• Problem description
From the entries below, gather every line containing the string "скотоводстве".
--- start The data ---
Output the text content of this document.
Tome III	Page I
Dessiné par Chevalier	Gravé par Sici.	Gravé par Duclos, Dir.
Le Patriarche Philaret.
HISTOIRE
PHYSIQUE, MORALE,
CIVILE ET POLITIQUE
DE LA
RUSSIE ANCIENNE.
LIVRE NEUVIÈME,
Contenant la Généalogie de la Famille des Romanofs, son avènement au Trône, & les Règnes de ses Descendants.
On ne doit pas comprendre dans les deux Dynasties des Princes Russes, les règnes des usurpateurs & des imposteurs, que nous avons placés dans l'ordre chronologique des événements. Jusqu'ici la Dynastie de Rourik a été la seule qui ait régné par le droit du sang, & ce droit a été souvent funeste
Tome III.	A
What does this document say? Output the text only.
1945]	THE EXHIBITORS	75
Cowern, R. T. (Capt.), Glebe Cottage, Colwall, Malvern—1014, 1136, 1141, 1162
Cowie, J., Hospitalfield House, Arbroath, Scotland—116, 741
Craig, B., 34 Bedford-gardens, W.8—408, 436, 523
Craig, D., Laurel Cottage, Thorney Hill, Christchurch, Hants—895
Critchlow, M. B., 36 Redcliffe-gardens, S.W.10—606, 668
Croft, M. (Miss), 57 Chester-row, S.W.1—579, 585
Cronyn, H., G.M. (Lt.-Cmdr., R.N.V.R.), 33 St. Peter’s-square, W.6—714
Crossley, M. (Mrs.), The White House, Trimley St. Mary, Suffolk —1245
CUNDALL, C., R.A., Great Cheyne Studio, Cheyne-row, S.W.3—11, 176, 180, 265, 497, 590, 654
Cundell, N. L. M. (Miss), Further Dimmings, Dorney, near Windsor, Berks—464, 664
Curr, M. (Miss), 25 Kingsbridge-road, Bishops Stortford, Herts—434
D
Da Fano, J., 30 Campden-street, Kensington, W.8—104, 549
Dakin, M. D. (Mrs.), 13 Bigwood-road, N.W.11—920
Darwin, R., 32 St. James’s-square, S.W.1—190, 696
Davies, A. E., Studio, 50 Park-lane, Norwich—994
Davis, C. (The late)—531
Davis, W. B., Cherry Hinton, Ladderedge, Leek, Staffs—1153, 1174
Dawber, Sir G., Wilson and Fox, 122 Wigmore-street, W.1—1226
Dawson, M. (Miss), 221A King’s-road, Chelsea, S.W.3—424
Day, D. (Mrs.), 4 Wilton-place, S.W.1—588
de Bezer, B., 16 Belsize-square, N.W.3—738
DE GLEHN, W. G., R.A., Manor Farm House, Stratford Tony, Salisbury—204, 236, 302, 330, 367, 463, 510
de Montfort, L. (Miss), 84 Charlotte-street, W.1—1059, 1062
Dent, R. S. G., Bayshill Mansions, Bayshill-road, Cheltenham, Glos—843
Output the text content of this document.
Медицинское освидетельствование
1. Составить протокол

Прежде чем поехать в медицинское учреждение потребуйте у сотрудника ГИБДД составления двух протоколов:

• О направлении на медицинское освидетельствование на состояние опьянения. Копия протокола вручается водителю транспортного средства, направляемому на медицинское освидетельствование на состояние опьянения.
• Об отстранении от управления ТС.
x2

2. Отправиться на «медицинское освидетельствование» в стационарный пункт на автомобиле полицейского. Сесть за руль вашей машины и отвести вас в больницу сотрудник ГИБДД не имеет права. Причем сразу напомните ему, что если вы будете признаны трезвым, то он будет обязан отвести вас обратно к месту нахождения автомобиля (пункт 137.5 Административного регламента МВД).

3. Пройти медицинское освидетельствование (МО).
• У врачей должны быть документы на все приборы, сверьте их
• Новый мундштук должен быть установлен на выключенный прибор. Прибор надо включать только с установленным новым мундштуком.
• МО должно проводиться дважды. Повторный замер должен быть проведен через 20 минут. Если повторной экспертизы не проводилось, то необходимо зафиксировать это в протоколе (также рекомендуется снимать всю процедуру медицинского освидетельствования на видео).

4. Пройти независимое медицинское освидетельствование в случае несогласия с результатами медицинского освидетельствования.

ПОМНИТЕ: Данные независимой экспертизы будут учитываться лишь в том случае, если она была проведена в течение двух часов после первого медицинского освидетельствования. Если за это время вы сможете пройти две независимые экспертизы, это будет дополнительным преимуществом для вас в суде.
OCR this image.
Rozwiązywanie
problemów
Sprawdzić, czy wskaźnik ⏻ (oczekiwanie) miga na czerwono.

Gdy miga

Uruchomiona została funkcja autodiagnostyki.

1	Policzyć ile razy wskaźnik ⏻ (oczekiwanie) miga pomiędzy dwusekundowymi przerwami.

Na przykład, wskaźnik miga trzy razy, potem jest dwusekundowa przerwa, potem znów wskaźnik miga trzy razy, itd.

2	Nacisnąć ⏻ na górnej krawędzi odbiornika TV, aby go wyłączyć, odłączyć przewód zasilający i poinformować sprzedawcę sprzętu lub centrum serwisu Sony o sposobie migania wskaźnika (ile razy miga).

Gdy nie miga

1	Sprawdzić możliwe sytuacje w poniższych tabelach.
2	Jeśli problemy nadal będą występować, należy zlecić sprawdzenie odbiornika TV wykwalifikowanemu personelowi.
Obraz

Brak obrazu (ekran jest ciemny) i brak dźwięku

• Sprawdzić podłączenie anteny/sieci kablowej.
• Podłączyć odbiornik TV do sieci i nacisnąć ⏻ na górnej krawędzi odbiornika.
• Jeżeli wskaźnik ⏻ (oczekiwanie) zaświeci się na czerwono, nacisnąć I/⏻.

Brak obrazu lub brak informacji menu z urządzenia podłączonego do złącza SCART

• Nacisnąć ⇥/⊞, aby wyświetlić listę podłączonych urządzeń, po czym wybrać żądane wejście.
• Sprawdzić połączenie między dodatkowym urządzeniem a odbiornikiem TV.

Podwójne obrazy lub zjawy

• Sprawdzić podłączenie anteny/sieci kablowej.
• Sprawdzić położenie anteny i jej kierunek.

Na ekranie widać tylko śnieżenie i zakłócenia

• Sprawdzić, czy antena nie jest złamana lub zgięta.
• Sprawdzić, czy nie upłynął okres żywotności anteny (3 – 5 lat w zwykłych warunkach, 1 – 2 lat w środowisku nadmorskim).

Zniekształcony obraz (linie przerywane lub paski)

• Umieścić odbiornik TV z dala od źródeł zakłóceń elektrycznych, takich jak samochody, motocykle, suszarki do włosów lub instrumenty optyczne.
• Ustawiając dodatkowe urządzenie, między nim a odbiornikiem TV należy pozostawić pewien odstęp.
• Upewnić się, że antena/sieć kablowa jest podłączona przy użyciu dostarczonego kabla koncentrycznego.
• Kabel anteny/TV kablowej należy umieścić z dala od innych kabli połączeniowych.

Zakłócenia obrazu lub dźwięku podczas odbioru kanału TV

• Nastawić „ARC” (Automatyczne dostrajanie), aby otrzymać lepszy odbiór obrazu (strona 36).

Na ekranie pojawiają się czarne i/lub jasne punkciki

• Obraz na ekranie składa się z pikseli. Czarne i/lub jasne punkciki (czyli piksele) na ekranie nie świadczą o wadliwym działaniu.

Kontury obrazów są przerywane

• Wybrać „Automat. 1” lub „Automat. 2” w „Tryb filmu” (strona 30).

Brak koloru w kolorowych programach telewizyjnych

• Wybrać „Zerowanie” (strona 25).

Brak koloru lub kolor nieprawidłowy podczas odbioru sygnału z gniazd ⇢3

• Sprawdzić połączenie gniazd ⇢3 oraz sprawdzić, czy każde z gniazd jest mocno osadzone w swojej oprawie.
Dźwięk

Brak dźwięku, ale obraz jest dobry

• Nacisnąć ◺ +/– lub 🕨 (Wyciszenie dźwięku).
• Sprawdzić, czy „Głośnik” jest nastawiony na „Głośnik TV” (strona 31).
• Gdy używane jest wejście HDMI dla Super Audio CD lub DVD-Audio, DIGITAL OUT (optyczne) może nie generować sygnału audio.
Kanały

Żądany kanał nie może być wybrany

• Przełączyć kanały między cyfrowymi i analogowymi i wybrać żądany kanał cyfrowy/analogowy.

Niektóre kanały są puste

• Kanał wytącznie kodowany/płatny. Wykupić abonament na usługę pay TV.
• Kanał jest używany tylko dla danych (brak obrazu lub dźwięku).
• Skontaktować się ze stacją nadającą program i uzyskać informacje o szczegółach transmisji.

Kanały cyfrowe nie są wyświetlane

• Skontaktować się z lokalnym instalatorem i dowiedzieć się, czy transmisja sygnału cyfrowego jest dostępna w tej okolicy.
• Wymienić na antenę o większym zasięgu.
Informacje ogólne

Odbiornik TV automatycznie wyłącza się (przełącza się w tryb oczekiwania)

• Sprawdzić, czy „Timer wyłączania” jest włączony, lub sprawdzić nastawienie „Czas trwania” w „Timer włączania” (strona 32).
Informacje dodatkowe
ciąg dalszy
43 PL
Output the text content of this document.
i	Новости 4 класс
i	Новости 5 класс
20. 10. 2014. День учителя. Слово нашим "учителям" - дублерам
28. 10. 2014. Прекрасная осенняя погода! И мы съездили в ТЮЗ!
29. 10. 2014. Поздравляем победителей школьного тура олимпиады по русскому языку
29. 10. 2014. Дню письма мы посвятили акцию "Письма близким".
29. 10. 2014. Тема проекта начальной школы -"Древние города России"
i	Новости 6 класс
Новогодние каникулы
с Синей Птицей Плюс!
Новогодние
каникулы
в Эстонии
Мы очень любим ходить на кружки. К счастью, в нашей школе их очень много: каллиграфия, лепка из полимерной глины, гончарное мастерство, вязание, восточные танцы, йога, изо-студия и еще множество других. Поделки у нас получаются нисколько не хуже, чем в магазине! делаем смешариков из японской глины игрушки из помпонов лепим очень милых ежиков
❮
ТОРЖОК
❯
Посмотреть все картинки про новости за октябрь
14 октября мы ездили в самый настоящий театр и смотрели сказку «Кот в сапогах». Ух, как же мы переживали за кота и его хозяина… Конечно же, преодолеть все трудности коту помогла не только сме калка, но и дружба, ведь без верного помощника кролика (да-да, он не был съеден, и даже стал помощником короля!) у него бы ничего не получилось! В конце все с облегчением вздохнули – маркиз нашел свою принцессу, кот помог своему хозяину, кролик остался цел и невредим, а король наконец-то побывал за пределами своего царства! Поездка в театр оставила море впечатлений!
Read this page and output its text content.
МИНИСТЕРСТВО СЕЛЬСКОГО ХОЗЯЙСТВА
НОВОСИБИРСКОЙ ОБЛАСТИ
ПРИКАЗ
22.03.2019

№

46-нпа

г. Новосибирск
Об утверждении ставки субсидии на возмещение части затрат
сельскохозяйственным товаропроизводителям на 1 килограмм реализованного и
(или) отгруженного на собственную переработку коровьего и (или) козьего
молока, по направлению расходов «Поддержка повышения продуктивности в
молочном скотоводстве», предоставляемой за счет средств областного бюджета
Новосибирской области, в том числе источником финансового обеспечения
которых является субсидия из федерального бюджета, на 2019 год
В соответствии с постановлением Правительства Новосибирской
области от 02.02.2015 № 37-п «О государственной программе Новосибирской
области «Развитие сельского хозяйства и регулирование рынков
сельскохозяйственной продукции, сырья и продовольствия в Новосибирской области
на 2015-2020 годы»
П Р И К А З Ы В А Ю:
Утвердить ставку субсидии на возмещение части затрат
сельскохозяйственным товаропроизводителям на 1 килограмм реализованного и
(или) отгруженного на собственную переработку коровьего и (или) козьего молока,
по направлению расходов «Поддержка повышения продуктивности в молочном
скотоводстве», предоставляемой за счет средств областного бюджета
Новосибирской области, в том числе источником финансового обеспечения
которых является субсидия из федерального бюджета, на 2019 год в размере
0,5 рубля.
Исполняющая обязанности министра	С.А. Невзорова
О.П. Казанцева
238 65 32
--- end The data ---
• Response below
молочном скотоводстве», предоставляемой за счет средств областного бюджета
скотоводстве», предоставляемой за счет средств областного бюджета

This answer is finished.